Data for this task =
>>>
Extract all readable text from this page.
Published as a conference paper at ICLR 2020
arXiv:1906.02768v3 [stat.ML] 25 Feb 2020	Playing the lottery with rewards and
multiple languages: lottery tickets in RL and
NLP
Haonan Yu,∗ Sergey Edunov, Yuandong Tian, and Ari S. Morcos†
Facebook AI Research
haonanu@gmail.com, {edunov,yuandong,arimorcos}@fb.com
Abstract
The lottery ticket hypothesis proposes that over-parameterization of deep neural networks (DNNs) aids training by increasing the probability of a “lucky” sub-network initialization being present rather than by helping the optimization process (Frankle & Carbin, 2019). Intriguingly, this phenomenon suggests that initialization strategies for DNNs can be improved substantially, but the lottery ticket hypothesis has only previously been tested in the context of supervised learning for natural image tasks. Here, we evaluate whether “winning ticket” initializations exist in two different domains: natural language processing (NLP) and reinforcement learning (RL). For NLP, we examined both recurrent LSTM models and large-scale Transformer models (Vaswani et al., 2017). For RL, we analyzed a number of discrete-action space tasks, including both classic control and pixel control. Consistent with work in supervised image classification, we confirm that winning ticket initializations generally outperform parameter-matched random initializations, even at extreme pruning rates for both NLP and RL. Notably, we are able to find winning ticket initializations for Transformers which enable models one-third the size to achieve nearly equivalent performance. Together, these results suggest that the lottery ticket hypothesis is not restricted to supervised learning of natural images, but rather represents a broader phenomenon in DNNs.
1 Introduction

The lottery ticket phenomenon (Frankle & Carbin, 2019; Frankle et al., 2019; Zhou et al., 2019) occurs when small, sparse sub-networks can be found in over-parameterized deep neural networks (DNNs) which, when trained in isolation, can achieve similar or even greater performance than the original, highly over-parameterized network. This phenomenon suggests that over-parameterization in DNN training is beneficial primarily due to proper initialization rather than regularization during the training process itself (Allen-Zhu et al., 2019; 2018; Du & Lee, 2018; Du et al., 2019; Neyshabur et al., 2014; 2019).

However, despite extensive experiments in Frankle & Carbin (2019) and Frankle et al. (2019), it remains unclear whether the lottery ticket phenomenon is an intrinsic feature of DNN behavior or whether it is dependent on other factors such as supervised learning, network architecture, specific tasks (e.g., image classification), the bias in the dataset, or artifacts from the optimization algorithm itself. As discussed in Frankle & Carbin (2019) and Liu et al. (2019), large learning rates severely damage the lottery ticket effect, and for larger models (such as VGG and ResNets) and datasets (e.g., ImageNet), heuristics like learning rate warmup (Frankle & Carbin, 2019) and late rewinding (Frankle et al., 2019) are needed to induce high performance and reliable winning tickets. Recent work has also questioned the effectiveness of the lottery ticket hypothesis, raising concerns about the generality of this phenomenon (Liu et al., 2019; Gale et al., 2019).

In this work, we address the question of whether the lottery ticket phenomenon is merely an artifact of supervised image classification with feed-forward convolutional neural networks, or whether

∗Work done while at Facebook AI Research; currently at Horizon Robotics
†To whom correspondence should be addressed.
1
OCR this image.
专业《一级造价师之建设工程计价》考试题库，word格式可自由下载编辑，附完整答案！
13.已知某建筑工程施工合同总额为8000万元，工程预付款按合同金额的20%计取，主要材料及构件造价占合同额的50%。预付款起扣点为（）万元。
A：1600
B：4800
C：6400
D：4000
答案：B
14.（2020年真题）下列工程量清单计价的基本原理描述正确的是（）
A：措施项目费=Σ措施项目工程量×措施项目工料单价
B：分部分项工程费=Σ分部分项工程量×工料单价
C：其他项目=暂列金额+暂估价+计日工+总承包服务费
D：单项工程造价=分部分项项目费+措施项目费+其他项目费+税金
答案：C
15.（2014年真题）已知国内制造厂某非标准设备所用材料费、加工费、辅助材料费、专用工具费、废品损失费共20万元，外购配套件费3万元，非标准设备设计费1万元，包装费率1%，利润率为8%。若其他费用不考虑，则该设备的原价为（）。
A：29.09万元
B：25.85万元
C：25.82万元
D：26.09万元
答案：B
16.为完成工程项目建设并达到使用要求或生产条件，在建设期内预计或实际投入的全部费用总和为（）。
<<<
Every entry must be output again, exactly as written above.

Problem solution =
Extract all readable text from this page.
Published as a conference paper at ICLR 2020
arXiv:1906.02768v3 [stat.ML] 25 Feb 2020	Playing the lottery with rewards and
multiple languages: lottery tickets in RL and
NLP
Haonan Yu,∗ Sergey Edunov, Yuandong Tian, and Ari S. Morcos†
Facebook AI Research
haonanu@gmail.com, {edunov,yuandong,arimorcos}@fb.com
Abstract
The lottery ticket hypothesis proposes that over-parameterization of deep neural networks (DNNs) aids training by increasing the probability of a “lucky” sub-network initialization being present rather than by helping the optimization process (Frankle & Carbin, 2019). Intriguingly, this phenomenon suggests that initialization strategies for DNNs can be improved substantially, but the lottery ticket hypothesis has only previously been tested in the context of supervised learning for natural image tasks. Here, we evaluate whether “winning ticket” initializations exist in two different domains: natural language processing (NLP) and reinforcement learning (RL). For NLP, we examined both recurrent LSTM models and large-scale Transformer models (Vaswani et al., 2017). For RL, we analyzed a number of discrete-action space tasks, including both classic control and pixel control. Consistent with work in supervised image classification, we confirm that winning ticket initializations generally outperform parameter-matched random initializations, even at extreme pruning rates for both NLP and RL. Notably, we are able to find winning ticket initializations for Transformers which enable models one-third the size to achieve nearly equivalent performance. Together, these results suggest that the lottery ticket hypothesis is not restricted to supervised learning of natural images, but rather represents a broader phenomenon in DNNs.
1 Introduction

The lottery ticket phenomenon (Frankle & Carbin, 2019; Frankle et al., 2019; Zhou et al., 2019) occurs when small, sparse sub-networks can be found in over-parameterized deep neural networks (DNNs) which, when trained in isolation, can achieve similar or even greater performance than the original, highly over-parameterized network. This phenomenon suggests that over-parameterization in DNN training is beneficial primarily due to proper initialization rather than regularization during the training process itself (Allen-Zhu et al., 2019; 2018; Du & Lee, 2018; Du et al., 2019; Neyshabur et al., 2014; 2019).

However, despite extensive experiments in Frankle & Carbin (2019) and Frankle et al. (2019), it remains unclear whether the lottery ticket phenomenon is an intrinsic feature of DNN behavior or whether it is dependent on other factors such as supervised learning, network architecture, specific tasks (e.g., image classification), the bias in the dataset, or artifacts from the optimization algorithm itself. As discussed in Frankle & Carbin (2019) and Liu et al. (2019), large learning rates severely damage the lottery ticket effect, and for larger models (such as VGG and ResNets) and datasets (e.g., ImageNet), heuristics like learning rate warmup (Frankle & Carbin, 2019) and late rewinding (Frankle et al., 2019) are needed to induce high performance and reliable winning tickets. Recent work has also questioned the effectiveness of the lottery ticket hypothesis, raising concerns about the generality of this phenomenon (Liu et al., 2019; Gale et al., 2019).

In this work, we address the question of whether the lottery ticket phenomenon is merely an artifact of supervised image classification with feed-forward convolutional neural networks, or whether

∗Work done while at Facebook AI Research; currently at Horizon Robotics
†To whom correspondence should be addressed.
1
OCR this image.
专业《一级造价师之建设工程计价》考试题库，word格式可自由下载编辑，附完整答案！
13.已知某建筑工程施工合同总额为8000万元，工程预付款按合同金额的20%计取，主要材料及构件造价占合同额的50%。预付款起扣点为（）万元。
A：1600
B：4800
C：6400
D：4000
答案：B
14.（2020年真题）下列工程量清单计价的基本原理描述正确的是（）
A：措施项目费=Σ措施项目工程量×措施项目工料单价
B：分部分项工程费=Σ分部分项工程量×工料单价
C：其他项目=暂列金额+暂估价+计日工+总承包服务费
D：单项工程造价=分部分项项目费+措施项目费+其他项目费+税金
答案：C
15.（2014年真题）已知国内制造厂某非标准设备所用材料费、加工费、辅助材料费、专用工具费、废品损失费共20万元，外购配套件费3万元，非标准设备设计费1万元，包装费率1%，利润率为8%。若其他费用不考虑，则该设备的原价为（）。
A：29.09万元
B：25.85万元
C：25.82万元
D：26.09万元
答案：B
16.为完成工程项目建设并达到使用要求或生产条件，在建设期内预计或实际投入的全部费用总和为（）。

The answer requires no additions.